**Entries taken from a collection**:
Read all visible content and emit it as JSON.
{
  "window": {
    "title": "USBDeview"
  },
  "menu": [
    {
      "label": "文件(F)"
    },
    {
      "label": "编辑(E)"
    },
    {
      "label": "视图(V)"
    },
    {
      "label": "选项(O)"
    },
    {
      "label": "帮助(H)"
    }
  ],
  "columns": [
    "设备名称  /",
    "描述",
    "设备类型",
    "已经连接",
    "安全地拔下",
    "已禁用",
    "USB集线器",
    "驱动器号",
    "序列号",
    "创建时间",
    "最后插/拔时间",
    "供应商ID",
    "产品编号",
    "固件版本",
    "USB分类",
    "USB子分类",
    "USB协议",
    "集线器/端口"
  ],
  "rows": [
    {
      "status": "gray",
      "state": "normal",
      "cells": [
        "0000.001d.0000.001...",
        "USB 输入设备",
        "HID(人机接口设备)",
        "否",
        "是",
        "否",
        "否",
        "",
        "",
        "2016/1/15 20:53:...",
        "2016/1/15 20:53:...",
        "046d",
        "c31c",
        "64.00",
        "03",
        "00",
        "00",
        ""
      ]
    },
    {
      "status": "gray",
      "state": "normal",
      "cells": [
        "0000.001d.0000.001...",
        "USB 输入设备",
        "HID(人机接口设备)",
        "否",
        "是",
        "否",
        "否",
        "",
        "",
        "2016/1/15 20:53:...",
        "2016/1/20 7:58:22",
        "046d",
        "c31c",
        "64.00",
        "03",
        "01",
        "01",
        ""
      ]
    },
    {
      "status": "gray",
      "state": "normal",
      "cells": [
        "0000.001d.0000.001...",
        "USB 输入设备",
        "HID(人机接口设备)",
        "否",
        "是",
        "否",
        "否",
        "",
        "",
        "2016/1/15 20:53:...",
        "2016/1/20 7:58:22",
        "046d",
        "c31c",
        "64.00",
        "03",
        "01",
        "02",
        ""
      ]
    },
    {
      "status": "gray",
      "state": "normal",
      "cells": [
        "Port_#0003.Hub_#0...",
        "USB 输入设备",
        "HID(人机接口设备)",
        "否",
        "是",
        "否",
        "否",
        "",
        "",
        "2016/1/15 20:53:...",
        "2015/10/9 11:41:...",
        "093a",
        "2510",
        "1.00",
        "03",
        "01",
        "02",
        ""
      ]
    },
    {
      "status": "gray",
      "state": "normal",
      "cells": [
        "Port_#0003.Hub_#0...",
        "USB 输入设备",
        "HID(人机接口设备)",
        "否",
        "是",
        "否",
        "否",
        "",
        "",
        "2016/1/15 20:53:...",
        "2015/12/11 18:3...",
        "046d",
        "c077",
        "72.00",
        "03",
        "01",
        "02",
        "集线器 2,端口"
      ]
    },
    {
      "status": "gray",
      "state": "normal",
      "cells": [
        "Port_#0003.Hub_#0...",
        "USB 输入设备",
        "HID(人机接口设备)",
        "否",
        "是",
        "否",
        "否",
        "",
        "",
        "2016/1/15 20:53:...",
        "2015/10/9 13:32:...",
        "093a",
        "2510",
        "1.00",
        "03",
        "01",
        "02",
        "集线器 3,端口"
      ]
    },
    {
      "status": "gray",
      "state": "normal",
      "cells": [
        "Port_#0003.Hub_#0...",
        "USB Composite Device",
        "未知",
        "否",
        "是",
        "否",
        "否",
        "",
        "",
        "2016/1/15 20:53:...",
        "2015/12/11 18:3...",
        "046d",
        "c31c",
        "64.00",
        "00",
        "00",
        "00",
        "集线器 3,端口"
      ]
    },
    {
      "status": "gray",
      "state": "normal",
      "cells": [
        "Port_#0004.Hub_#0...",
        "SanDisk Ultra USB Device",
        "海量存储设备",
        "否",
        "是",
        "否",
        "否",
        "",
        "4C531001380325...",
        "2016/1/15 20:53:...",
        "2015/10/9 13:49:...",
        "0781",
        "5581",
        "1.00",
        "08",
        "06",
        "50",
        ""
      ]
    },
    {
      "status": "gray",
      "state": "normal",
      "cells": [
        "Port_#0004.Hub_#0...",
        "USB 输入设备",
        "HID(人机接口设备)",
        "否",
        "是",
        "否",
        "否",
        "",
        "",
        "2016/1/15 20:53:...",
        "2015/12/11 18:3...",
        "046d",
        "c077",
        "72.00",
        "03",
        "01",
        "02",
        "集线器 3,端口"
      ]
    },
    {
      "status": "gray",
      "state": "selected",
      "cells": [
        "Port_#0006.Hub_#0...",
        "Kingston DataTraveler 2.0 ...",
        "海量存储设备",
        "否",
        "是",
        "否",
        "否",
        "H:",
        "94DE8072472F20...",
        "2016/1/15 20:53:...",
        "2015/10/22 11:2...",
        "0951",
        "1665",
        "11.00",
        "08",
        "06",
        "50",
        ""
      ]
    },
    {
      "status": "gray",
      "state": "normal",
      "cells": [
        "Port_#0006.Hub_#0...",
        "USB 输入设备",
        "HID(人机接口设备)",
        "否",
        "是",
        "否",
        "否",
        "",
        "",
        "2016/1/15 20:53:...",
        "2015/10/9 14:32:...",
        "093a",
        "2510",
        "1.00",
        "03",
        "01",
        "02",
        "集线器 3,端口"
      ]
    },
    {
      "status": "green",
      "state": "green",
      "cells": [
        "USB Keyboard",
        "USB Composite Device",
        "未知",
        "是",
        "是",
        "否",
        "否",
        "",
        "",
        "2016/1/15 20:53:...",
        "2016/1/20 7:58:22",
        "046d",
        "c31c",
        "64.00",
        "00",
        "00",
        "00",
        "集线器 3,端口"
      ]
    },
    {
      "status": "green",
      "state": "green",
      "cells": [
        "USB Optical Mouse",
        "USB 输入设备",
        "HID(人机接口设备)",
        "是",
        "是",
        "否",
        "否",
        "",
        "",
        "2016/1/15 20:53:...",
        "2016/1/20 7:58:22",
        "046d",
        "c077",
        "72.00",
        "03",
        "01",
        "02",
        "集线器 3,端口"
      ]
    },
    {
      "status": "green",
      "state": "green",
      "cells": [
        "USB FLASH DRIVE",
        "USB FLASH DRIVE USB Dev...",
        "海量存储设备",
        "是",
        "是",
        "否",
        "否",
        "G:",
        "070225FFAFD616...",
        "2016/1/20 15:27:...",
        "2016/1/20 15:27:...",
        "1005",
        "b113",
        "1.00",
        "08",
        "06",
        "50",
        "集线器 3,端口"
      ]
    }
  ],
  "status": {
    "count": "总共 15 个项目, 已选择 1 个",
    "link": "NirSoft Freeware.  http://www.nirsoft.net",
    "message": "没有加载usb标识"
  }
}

**GIVEN TASK**: Copy each line of the data that contains the word "FLASH".

**OUTPUT OF THE EXERCISE**:
        "USB FLASH DRIVE",
        "USB FLASH DRIVE USB Dev...",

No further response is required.